__SELECTED PASSAGE__:
I am a little troubled by the possibility of errors in the pitch f/x system itself. I think there needs to be more testing and QC on that.
It is interesting that when you are watching a game on TV, it is not that hard to figure out what kind of a pitch a pitcher throws. After the fact, it is a lot harder for a computer and a programmer to classify the pitches. There are some things that the human brain does a lot better than a computer. This is one of them.
The nomenclature just puts a “human face”. Otherwise, I agree with you.
Same with the batted ball information. The work by Greg Rybar[fill in rest with some combination of czyk… my wife is Polish, and I always kid that when I hear a name, how many k’s and z’s are there] in the THT08 Annual is an example of great work in this regard.
Here is Dan Fox’s take on why “it is useful to strive for classification.”
Briefly, he says:
1) classification is helpful because it gives us a common nomenclature to reference
and
2)pitchers already intentionally throw pitches of certain types, so there is a definite distinction being made
Interesting thread.
As to the speed hierarchy of pitches: after studying lots of pitches, it seems to me that changeups are definitely thrown harder than curves, even slurvy ones. In fact, the average changeup is really not much slower than the average slider.

__TASK SET__:
a) In the forum thread on pitch classification, what is the first reason Dan Fox gives for why classification is useful?
b) Quote the pitch classification thread from "It is interesting" up to and including "one of them.".
c) Extend the forum thread on pitch classification, picking up right after its final sentence.

__DATA SUPPLIED__:
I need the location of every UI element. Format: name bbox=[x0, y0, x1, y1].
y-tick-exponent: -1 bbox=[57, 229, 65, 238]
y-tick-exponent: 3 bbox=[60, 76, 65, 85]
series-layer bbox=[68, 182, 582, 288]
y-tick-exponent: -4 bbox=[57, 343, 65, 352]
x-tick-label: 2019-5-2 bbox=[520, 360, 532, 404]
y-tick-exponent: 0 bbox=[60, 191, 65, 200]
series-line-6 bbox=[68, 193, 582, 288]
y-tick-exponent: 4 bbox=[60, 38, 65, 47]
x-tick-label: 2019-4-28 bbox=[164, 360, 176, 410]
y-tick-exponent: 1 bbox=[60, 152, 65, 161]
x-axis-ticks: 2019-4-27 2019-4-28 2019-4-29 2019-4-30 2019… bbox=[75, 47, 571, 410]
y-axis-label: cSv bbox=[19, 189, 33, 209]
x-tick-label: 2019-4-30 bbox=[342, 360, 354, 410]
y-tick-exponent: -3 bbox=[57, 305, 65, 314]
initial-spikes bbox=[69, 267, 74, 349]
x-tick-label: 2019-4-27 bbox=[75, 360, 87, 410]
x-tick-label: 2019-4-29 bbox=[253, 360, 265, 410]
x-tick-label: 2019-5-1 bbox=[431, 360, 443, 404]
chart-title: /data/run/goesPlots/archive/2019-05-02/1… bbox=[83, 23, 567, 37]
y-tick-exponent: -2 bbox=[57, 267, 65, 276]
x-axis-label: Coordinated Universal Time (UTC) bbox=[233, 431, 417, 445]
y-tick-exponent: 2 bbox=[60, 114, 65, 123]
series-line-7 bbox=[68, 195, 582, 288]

__WRITTEN ANSWERS__:
a) It gives us a common nomenclature to reference.

b)
It is interesting that when you are watching a game on TV, it is not that hard to figure out what kind of a pitch a pitcher throws. After the fact, it is a lot harder for a computer and a programmer to classify the pitches. There are some things that the human brain does a lot better than a computer. This is one of them.

c)
Another comment: if we are measuring speed at (or near) release and if the only difference between the 4-seam and 2-seam fastballs is the orientation of the seams, shouldn’t those two pitches register at (virtually) the same speed? In other words, the 4-seamer experiences less drag (according to conventional wisdom, although I believe some laboratory measurements were unable to confirm it) than the 2-seamer, but if we measure speed at release point, the drag has not yet taken effect. Right?
Of course, 2-seamers may well be thrown differently ("turning it over”, or whatever), which could change the speed on release.
Regarding the need to classify pitches according to the traditional pitch types:
I actually believe this helps us to think about pitching. There are over 300,000 pitches in my pitch-f/x database and any method of breaking down that big number into subsets is worth considering. I think Dan Fox made an important point when he said the pitch type reveals pitcher intention—that is very different from batted balls, where the batter does not try to hit the ball with different spins, etc.
Research will surely reveal alternative methods for classifying pitches (using location, e.g., which has been rather neglected in most of the pitch-f/x research thus far—including my own). In the end, the “best” classification will depend on the goal of the analysis. If you’re studying pitcher/batter game theory, traditional pitch types might be best. If you’re studying BABIP, maybe location (or ball-strike count, or whatever) would be better.
In any case, there is a lot of work to do.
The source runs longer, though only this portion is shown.